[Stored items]
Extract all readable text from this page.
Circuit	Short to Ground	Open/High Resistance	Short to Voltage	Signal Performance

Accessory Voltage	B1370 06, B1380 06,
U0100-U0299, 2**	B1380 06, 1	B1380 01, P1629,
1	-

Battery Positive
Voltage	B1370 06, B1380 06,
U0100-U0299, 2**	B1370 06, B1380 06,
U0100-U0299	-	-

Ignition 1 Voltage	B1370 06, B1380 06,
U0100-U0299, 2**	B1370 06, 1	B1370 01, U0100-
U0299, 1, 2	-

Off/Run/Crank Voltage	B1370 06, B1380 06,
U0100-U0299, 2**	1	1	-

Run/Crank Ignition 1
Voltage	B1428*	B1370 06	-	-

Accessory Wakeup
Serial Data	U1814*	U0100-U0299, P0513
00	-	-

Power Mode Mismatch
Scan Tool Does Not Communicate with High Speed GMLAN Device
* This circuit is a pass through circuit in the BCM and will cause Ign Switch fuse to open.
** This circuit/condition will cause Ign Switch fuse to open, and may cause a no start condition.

● **What the exercise asks**:
From the listing above, extract every line exactly as it stands.

● **Worked answer**:
Extract all readable text from this page.
Circuit	Short to Ground	Open/High Resistance	Short to Voltage	Signal Performance

Accessory Voltage	B1370 06, B1380 06,
U0100-U0299, 2**	B1380 06, 1	B1380 01, P1629,
1	-

Battery Positive
Voltage	B1370 06, B1380 06,
U0100-U0299, 2**	B1370 06, B1380 06,
U0100-U0299	-	-

Ignition 1 Voltage	B1370 06, B1380 06,
U0100-U0299, 2**	B1370 06, 1	B1370 01, U0100-
U0299, 1, 2	-

Off/Run/Crank Voltage	B1370 06, B1380 06,
U0100-U0299, 2**	1	1	-

Run/Crank Ignition 1
Voltage	B1428*	B1370 06	-	-

Accessory Wakeup
Serial Data	U1814*	U0100-U0299, P0513
00	-	-

Power Mode Mismatch
Scan Tool Does Not Communicate with High Speed GMLAN Device
* This circuit is a pass through circuit in the BCM and will cause Ign Switch fuse to open.
** This circuit/condition will cause Ign Switch fuse to open, and may cause a no start condition.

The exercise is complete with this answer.